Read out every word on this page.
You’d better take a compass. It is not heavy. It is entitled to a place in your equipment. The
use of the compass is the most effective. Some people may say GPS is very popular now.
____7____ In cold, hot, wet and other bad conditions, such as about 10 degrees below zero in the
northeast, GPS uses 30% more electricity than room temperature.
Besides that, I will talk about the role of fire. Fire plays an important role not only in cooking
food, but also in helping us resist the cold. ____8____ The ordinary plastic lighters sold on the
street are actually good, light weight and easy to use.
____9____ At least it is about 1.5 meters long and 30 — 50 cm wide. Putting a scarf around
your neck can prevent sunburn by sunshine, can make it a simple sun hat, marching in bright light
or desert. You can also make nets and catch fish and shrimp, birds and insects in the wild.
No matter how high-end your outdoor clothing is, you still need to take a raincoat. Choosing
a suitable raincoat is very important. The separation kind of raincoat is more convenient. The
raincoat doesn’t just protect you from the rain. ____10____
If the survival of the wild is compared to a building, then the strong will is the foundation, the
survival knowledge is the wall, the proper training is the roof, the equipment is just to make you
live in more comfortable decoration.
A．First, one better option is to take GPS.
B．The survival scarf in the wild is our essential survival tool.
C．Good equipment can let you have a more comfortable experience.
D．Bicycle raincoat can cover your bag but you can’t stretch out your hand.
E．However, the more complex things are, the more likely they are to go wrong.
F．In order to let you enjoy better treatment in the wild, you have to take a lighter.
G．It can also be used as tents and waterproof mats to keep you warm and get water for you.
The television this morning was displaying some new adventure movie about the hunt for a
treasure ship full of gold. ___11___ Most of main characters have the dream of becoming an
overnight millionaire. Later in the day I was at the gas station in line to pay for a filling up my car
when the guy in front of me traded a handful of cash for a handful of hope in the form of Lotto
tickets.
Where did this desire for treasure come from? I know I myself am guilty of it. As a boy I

▶ Task instructions:
Provide solely the number of lines in the data that include the word "comfortable".

▶ Exercise solution:
2